■ **Data rows**:
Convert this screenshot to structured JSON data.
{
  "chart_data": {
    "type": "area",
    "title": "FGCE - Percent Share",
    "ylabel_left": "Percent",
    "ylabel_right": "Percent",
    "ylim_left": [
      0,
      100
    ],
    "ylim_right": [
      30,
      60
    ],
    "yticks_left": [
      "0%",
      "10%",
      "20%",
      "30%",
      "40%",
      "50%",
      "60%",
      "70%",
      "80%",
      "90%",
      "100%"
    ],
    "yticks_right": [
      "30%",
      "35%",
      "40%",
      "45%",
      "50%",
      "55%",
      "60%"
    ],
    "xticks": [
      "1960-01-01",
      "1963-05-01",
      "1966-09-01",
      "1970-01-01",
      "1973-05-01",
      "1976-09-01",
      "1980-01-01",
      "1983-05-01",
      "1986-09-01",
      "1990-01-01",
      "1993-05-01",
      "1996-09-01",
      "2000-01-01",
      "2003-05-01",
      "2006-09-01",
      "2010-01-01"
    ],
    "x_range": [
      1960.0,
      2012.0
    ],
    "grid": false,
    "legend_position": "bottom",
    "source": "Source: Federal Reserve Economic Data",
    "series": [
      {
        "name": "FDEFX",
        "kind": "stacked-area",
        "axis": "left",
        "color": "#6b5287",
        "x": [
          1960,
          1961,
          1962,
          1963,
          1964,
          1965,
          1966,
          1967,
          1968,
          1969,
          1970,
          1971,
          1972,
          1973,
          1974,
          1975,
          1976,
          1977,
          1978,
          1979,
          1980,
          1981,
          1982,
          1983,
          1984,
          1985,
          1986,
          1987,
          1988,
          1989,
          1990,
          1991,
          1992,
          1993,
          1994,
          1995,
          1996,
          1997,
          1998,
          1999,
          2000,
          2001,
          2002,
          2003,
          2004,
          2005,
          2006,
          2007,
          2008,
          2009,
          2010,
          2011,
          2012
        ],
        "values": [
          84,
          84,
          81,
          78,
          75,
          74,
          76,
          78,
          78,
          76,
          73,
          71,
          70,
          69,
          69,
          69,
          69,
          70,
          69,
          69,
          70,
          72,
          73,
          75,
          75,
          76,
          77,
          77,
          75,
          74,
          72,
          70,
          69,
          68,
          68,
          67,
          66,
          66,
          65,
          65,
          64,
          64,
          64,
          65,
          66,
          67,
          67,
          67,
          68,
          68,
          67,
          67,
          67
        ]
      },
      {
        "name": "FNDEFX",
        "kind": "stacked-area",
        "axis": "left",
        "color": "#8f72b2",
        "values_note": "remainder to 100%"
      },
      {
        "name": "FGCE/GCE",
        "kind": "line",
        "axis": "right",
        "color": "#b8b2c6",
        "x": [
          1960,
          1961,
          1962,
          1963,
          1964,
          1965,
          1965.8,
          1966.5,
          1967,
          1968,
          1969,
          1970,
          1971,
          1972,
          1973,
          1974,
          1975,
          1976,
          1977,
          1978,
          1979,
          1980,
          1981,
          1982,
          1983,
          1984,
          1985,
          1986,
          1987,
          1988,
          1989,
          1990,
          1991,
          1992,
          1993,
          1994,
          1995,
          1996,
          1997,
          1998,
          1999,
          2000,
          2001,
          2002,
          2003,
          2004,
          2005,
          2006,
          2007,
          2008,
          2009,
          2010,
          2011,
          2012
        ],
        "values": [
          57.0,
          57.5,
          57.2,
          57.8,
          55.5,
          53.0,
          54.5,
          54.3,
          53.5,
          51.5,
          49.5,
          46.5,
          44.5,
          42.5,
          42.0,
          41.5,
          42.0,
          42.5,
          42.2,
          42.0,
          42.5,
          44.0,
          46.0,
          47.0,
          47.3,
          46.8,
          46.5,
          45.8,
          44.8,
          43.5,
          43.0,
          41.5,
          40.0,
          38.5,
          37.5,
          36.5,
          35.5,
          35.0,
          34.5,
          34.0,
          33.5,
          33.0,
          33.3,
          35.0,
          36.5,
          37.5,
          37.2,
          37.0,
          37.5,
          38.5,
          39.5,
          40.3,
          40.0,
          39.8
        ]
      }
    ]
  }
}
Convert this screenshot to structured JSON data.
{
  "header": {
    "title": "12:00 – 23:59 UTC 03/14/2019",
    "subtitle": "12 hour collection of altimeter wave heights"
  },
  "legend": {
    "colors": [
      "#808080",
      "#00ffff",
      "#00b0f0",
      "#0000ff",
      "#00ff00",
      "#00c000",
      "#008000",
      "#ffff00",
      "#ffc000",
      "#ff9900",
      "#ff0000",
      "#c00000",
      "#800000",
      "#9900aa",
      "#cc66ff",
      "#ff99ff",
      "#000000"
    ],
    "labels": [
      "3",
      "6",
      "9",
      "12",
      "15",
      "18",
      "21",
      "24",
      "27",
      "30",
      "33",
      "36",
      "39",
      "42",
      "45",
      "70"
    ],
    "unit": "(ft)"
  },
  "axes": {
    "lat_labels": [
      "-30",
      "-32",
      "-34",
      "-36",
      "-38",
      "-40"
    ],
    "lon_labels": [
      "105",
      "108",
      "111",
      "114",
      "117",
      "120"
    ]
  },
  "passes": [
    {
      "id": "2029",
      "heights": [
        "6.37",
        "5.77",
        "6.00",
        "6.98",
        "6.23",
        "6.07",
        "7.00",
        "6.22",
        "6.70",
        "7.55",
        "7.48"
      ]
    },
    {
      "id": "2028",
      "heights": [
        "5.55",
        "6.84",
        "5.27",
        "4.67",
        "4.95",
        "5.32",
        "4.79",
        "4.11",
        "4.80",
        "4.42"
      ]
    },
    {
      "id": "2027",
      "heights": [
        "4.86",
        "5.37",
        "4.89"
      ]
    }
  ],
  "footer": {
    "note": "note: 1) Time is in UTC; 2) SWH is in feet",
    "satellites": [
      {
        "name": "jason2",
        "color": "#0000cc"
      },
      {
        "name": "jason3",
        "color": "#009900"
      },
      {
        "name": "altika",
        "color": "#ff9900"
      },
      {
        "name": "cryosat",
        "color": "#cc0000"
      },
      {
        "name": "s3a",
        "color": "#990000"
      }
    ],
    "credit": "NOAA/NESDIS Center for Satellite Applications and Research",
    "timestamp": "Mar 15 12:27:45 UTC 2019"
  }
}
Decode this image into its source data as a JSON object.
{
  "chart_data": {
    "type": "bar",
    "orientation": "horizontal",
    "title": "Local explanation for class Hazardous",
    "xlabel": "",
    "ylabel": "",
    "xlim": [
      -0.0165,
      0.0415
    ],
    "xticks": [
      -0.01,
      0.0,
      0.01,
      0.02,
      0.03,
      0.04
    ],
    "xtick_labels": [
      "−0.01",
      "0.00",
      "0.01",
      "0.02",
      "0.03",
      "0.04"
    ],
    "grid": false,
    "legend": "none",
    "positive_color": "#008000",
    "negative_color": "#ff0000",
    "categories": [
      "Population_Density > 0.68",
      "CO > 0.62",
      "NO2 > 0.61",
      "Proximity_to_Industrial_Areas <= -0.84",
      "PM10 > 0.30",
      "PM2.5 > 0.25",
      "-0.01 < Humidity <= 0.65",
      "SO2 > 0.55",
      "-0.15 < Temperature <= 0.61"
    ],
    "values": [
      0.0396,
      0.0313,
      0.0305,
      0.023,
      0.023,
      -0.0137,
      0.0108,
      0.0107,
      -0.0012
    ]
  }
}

■ **Problem**:
Type out the entries again, word for word.

■ **Solution to the problem**:
Convert this screenshot to structured JSON data.
{
  "chart_data": {
    "type": "area",
    "title": "FGCE - Percent Share",
    "ylabel_left": "Percent",
    "ylabel_right": "Percent",
    "ylim_left": [
      0,
      100
    ],
    "ylim_right": [
      30,
      60
    ],
    "yticks_left": [
      "0%",
      "10%",
      "20%",
      "30%",
      "40%",
      "50%",
      "60%",
      "70%",
      "80%",
      "90%",
      "100%"
    ],
    "yticks_right": [
      "30%",
      "35%",
      "40%",
      "45%",
      "50%",
      "55%",
      "60%"
    ],
    "xticks": [
      "1960-01-01",
      "1963-05-01",
      "1966-09-01",
      "1970-01-01",
      "1973-05-01",
      "1976-09-01",
      "1980-01-01",
      "1983-05-01",
      "1986-09-01",
      "1990-01-01",
      "1993-05-01",
      "1996-09-01",
      "2000-01-01",
      "2003-05-01",
      "2006-09-01",
      "2010-01-01"
    ],
    "x_range": [
      1960.0,
      2012.0
    ],
    "grid": false,
    "legend_position": "bottom",
    "source": "Source: Federal Reserve Economic Data",
    "series": [
      {
        "name": "FDEFX",
        "kind": "stacked-area",
        "axis": "left",
        "color": "#6b5287",
        "x": [
          1960,
          1961,
          1962,
          1963,
          1964,
          1965,
          1966,
          1967,
          1968,
          1969,
          1970,
          1971,
          1972,
          1973,
          1974,
          1975,
          1976,
          1977,
          1978,
          1979,
          1980,
          1981,
          1982,
          1983,
          1984,
          1985,
          1986,
          1987,
          1988,
          1989,
          1990,
          1991,
          1992,
          1993,
          1994,
          1995,
          1996,
          1997,
          1998,
          1999,
          2000,
          2001,
          2002,
          2003,
          2004,
          2005,
          2006,
          2007,
          2008,
          2009,
          2010,
          2011,
          2012
        ],
        "values": [
          84,
          84,
          81,
          78,
          75,
          74,
          76,
          78,
          78,
          76,
          73,
          71,
          70,
          69,
          69,
          69,
          69,
          70,
          69,
          69,
          70,
          72,
          73,
          75,
          75,
          76,
          77,
          77,
          75,
          74,
          72,
          70,
          69,
          68,
          68,
          67,
          66,
          66,
          65,
          65,
          64,
          64,
          64,
          65,
          66,
          67,
          67,
          67,
          68,
          68,
          67,
          67,
          67
        ]
      },
      {
        "name": "FNDEFX",
        "kind": "stacked-area",
        "axis": "left",
        "color": "#8f72b2",
        "values_note": "remainder to 100%"
      },
      {
        "name": "FGCE/GCE",
        "kind": "line",
        "axis": "right",
        "color": "#b8b2c6",
        "x": [
          1960,
          1961,
          1962,
          1963,
          1964,
          1965,
          1965.8,
          1966.5,
          1967,
          1968,
          1969,
          1970,
          1971,
          1972,
          1973,
          1974,
          1975,
          1976,
          1977,
          1978,
          1979,
          1980,
          1981,
          1982,
          1983,
          1984,
          1985,
          1986,
          1987,
          1988,
          1989,
          1990,
          1991,
          1992,
          1993,
          1994,
          1995,
          1996,
          1997,
          1998,
          1999,
          2000,
          2001,
          2002,
          2003,
          2004,
          2005,
          2006,
          2007,
          2008,
          2009,
          2010,
          2011,
          2012
        ],
        "values": [
          57.0,
          57.5,
          57.2,
          57.8,
          55.5,
          53.0,
          54.5,
          54.3,
          53.5,
          51.5,
          49.5,
          46.5,
          44.5,
          42.5,
          42.0,
          41.5,
          42.0,
          42.5,
          42.2,
          42.0,
          42.5,
          44.0,
          46.0,
          47.0,
          47.3,
          46.8,
          46.5,
          45.8,
          44.8,
          43.5,
          43.0,
          41.5,
          40.0,
          38.5,
          37.5,
          36.5,
          35.5,
          35.0,
          34.5,
          34.0,
          33.5,
          33.0,
          33.3,
          35.0,
          36.5,
          37.5,
          37.2,
          37.0,
          37.5,
          38.5,
          39.5,
          40.3,
          40.0,
          39.8
        ]
      }
    ]
  }
}
Convert this screenshot to structured JSON data.
{
  "header": {
    "title": "12:00 – 23:59 UTC 03/14/2019",
    "subtitle": "12 hour collection of altimeter wave heights"
  },
  "legend": {
    "colors": [
      "#808080",
      "#00ffff",
      "#00b0f0",
      "#0000ff",
      "#00ff00",
      "#00c000",
      "#008000",
      "#ffff00",
      "#ffc000",
      "#ff9900",
      "#ff0000",
      "#c00000",
      "#800000",
      "#9900aa",
      "#cc66ff",
      "#ff99ff",
      "#000000"
    ],
    "labels": [
      "3",
      "6",
      "9",
      "12",
      "15",
      "18",
      "21",
      "24",
      "27",
      "30",
      "33",
      "36",
      "39",
      "42",
      "45",
      "70"
    ],
    "unit": "(ft)"
  },
  "axes": {
    "lat_labels": [
      "-30",
      "-32",
      "-34",
      "-36",
      "-38",
      "-40"
    ],
    "lon_labels": [
      "105",
      "108",
      "111",
      "114",
      "117",
      "120"
    ]
  },
  "passes": [
    {
      "id": "2029",
      "heights": [
        "6.37",
        "5.77",
        "6.00",
        "6.98",
        "6.23",
        "6.07",
        "7.00",
        "6.22",
        "6.70",
        "7.55",
        "7.48"
      ]
    },
    {
      "id": "2028",
      "heights": [
        "5.55",
        "6.84",
        "5.27",
        "4.67",
        "4.95",
        "5.32",
        "4.79",
        "4.11",
        "4.80",
        "4.42"
      ]
    },
    {
      "id": "2027",
      "heights": [
        "4.86",
        "5.37",
        "4.89"
      ]
    }
  ],
  "footer": {
    "note": "note: 1) Time is in UTC; 2) SWH is in feet",
    "satellites": [
      {
        "name": "jason2",
        "color": "#0000cc"
      },
      {
        "name": "jason3",
        "color": "#009900"
      },
      {
        "name": "altika",
        "color": "#ff9900"
      },
      {
        "name": "cryosat",
        "color": "#cc0000"
      },
      {
        "name": "s3a",
        "color": "#990000"
      }
    ],
    "credit": "NOAA/NESDIS Center for Satellite Applications and Research",
    "timestamp": "Mar 15 12:27:45 UTC 2019"
  }
}
Decode this image into its source data as a JSON object.
{
  "chart_data": {
    "type": "bar",
    "orientation": "horizontal",
    "title": "Local explanation for class Hazardous",
    "xlabel": "",
    "ylabel": "",
    "xlim": [
      -0.0165,
      0.0415
    ],
    "xticks": [
      -0.01,
      0.0,
      0.01,
      0.02,
      0.03,
      0.04
    ],
    "xtick_labels": [
      "−0.01",
      "0.00",
      "0.01",
      "0.02",
      "0.03",
      "0.04"
    ],
    "grid": false,
    "legend": "none",
    "positive_color": "#008000",
    "negative_color": "#ff0000",
    "categories": [
      "Population_Density > 0.68",
      "CO > 0.62",
      "NO2 > 0.61",
      "Proximity_to_Industrial_Areas <= -0.84",
      "PM10 > 0.30",
      "PM2.5 > 0.25",
      "-0.01 < Humidity <= 0.65",
      "SO2 > 0.55",
      "-0.15 < Temperature <= 0.61"
    ],
    "values": [
      0.0396,
      0.0313,
      0.0305,
      0.023,
      0.023,
      -0.0137,
      0.0108,
      0.0107,
      -0.0012
    ]
  }
}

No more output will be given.